Task to carry out: Reproduce every line of this listing word for word, leaving nothing out and changing nothing.

* start Data *

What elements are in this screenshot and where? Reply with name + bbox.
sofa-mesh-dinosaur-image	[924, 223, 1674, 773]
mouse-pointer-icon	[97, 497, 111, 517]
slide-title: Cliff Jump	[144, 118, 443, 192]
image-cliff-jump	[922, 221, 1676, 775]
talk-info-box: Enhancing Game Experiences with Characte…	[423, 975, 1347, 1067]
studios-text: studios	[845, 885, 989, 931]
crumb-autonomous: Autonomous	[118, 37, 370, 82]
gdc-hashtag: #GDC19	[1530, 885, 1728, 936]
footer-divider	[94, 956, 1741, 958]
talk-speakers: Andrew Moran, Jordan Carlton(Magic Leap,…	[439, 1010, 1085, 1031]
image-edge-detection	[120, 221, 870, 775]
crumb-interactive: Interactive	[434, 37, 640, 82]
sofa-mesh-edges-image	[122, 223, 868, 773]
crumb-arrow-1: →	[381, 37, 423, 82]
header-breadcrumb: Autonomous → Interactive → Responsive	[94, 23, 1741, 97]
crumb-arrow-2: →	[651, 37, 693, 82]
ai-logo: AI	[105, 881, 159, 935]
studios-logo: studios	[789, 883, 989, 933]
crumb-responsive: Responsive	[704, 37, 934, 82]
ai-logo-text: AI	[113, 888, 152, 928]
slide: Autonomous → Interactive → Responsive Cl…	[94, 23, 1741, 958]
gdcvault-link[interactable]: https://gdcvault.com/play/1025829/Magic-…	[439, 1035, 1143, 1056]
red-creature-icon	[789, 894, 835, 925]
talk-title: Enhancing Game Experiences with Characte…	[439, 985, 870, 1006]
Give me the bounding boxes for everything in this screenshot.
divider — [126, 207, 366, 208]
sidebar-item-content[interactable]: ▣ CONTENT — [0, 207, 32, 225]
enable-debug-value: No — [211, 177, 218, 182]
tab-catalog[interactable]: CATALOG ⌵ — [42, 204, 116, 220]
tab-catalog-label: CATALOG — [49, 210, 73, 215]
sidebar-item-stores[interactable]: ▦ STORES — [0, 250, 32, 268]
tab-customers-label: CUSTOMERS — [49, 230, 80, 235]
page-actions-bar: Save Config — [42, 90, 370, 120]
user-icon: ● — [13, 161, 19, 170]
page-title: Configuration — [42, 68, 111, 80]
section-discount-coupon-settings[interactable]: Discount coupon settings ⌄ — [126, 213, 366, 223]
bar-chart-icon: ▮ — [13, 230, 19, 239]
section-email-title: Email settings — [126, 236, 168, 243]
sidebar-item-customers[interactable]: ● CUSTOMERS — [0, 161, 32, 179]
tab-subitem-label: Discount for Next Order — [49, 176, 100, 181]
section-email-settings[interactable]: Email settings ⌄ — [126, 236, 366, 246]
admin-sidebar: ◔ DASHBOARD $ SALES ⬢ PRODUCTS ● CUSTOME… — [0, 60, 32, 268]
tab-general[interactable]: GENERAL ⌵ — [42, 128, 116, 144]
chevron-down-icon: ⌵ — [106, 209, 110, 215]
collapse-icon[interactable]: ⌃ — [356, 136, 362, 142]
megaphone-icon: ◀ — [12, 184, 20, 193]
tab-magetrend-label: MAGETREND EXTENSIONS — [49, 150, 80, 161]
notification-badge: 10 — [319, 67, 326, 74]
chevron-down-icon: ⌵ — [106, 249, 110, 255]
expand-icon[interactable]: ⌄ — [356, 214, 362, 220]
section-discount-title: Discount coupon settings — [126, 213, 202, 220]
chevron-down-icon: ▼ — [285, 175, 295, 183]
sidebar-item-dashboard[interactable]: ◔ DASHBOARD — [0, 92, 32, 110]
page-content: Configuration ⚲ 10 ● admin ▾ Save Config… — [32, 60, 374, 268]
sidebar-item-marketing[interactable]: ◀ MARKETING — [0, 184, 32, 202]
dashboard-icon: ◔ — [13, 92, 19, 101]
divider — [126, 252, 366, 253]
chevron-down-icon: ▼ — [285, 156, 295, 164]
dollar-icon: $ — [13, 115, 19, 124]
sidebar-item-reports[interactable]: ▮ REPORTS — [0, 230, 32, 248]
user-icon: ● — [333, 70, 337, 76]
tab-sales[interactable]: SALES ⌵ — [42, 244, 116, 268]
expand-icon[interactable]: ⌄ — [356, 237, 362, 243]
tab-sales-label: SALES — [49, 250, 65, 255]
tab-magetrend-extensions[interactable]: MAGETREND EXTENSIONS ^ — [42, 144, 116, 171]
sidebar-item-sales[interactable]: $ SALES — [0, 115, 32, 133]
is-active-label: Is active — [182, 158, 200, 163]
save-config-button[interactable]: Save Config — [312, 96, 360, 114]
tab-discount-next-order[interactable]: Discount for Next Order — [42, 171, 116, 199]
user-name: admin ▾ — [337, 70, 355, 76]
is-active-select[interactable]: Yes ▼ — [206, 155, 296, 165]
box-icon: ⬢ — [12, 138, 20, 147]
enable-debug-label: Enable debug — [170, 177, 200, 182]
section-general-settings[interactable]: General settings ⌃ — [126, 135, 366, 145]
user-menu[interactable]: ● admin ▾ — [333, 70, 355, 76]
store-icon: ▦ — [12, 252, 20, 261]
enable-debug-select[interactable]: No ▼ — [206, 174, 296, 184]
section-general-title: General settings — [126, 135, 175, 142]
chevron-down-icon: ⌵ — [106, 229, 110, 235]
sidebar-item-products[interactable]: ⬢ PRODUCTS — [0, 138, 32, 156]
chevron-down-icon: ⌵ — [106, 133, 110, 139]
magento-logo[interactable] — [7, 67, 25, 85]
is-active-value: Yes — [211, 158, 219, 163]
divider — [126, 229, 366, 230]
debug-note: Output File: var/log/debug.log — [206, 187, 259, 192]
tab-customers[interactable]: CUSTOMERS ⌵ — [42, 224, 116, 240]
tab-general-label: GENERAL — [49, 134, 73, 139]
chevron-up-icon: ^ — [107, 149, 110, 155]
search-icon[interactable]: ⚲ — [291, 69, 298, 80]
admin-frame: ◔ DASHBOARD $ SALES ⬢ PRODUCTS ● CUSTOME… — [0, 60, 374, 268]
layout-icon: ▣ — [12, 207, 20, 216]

* end Data *

Output of the exercise:
What elements are in this screenshot and where? Reply with name + bbox.
sofa-mesh-dinosaur-image	[924, 223, 1674, 773]
mouse-pointer-icon	[97, 497, 111, 517]
slide-title: Cliff Jump	[144, 118, 443, 192]
image-cliff-jump	[922, 221, 1676, 775]
talk-info-box: Enhancing Game Experiences with Characte…	[423, 975, 1347, 1067]
studios-text: studios	[845, 885, 989, 931]
crumb-autonomous: Autonomous	[118, 37, 370, 82]
gdc-hashtag: #GDC19	[1530, 885, 1728, 936]
footer-divider	[94, 956, 1741, 958]
talk-speakers: Andrew Moran, Jordan Carlton(Magic Leap,…	[439, 1010, 1085, 1031]
image-edge-detection	[120, 221, 870, 775]
crumb-interactive: Interactive	[434, 37, 640, 82]
sofa-mesh-edges-image	[122, 223, 868, 773]
crumb-arrow-1: →	[381, 37, 423, 82]
header-breadcrumb: Autonomous → Interactive → Responsive	[94, 23, 1741, 97]
crumb-arrow-2: →	[651, 37, 693, 82]
ai-logo: AI	[105, 881, 159, 935]
studios-logo: studios	[789, 883, 989, 933]
crumb-responsive: Responsive	[704, 37, 934, 82]
ai-logo-text: AI	[113, 888, 152, 928]
slide: Autonomous → Interactive → Responsive Cl…	[94, 23, 1741, 958]
gdcvault-link[interactable]: https://gdcvault.com/play/1025829/Magic-…	[439, 1035, 1143, 1056]
red-creature-icon	[789, 894, 835, 925]
talk-title: Enhancing Game Experiences with Characte…	[439, 985, 870, 1006]
Give me the bounding boxes for everything in this screenshot.
divider — [126, 207, 366, 208]
sidebar-item-content[interactable]: ▣ CONTENT — [0, 207, 32, 225]
enable-debug-value: No — [211, 177, 218, 182]
tab-catalog[interactable]: CATALOG ⌵ — [42, 204, 116, 220]
tab-catalog-label: CATALOG — [49, 210, 73, 215]
sidebar-item-stores[interactable]: ▦ STORES — [0, 250, 32, 268]
tab-customers-label: CUSTOMERS — [49, 230, 80, 235]
page-actions-bar: Save Config — [42, 90, 370, 120]
user-icon: ● — [13, 161, 19, 170]
page-title: Configuration — [42, 68, 111, 80]
section-discount-coupon-settings[interactable]: Discount coupon settings ⌄ — [126, 213, 366, 223]
bar-chart-icon: ▮ — [13, 230, 19, 239]
section-email-title: Email settings — [126, 236, 168, 243]
sidebar-item-customers[interactable]: ● CUSTOMERS — [0, 161, 32, 179]
tab-subitem-label: Discount for Next Order — [49, 176, 100, 181]
section-email-settings[interactable]: Email settings ⌄ — [126, 236, 366, 246]
admin-sidebar: ◔ DASHBOARD $ SALES ⬢ PRODUCTS ● CUSTOME… — [0, 60, 32, 268]
tab-general[interactable]: GENERAL ⌵ — [42, 128, 116, 144]
chevron-down-icon: ⌵ — [106, 209, 110, 215]
collapse-icon[interactable]: ⌃ — [356, 136, 362, 142]
megaphone-icon: ◀ — [12, 184, 20, 193]
tab-magetrend-label: MAGETREND EXTENSIONS — [49, 150, 80, 161]
notification-badge: 10 — [319, 67, 326, 74]
chevron-down-icon: ⌵ — [106, 249, 110, 255]
expand-icon[interactable]: ⌄ — [356, 214, 362, 220]
section-discount-title: Discount coupon settings — [126, 213, 202, 220]
chevron-down-icon: ▼ — [285, 175, 295, 183]
sidebar-item-dashboard[interactable]: ◔ DASHBOARD — [0, 92, 32, 110]
page-content: Configuration ⚲ 10 ● admin ▾ Save Config… — [32, 60, 374, 268]
sidebar-item-marketing[interactable]: ◀ MARKETING — [0, 184, 32, 202]
dashboard-icon: ◔ — [13, 92, 19, 101]
divider — [126, 252, 366, 253]
chevron-down-icon: ▼ — [285, 156, 295, 164]
dollar-icon: $ — [13, 115, 19, 124]
sidebar-item-reports[interactable]: ▮ REPORTS — [0, 230, 32, 248]
user-icon: ● — [333, 70, 337, 76]
tab-sales[interactable]: SALES ⌵ — [42, 244, 116, 268]
expand-icon[interactable]: ⌄ — [356, 237, 362, 243]
tab-sales-label: SALES — [49, 250, 65, 255]
tab-magetrend-extensions[interactable]: MAGETREND EXTENSIONS ^ — [42, 144, 116, 171]
sidebar-item-sales[interactable]: $ SALES — [0, 115, 32, 133]
is-active-label: Is active — [182, 158, 200, 163]
save-config-button[interactable]: Save Config — [312, 96, 360, 114]
tab-discount-next-order[interactable]: Discount for Next Order — [42, 171, 116, 199]
user-name: admin ▾ — [337, 70, 355, 76]
is-active-select[interactable]: Yes ▼ — [206, 155, 296, 165]
box-icon: ⬢ — [12, 138, 20, 147]
enable-debug-label: Enable debug — [170, 177, 200, 182]
section-general-settings[interactable]: General settings ⌃ — [126, 135, 366, 145]
user-menu[interactable]: ● admin ▾ — [333, 70, 355, 76]
store-icon: ▦ — [12, 252, 20, 261]
enable-debug-select[interactable]: No ▼ — [206, 174, 296, 184]
section-general-title: General settings — [126, 135, 175, 142]
chevron-down-icon: ⌵ — [106, 229, 110, 235]
sidebar-item-products[interactable]: ⬢ PRODUCTS — [0, 138, 32, 156]
chevron-down-icon: ⌵ — [106, 133, 110, 139]
magento-logo[interactable] — [7, 67, 25, 85]
is-active-value: Yes — [211, 158, 219, 163]
divider — [126, 229, 366, 230]
debug-note: Output File: var/log/debug.log — [206, 187, 259, 192]
tab-customers[interactable]: CUSTOMERS ⌵ — [42, 224, 116, 240]
tab-general-label: GENERAL — [49, 134, 73, 139]
chevron-up-icon: ^ — [107, 149, 110, 155]
search-icon[interactable]: ⚲ — [291, 69, 298, 80]
admin-frame: ◔ DASHBOARD $ SALES ⬢ PRODUCTS ● CUSTOME… — [0, 60, 374, 268]
layout-icon: ▣ — [12, 207, 20, 216]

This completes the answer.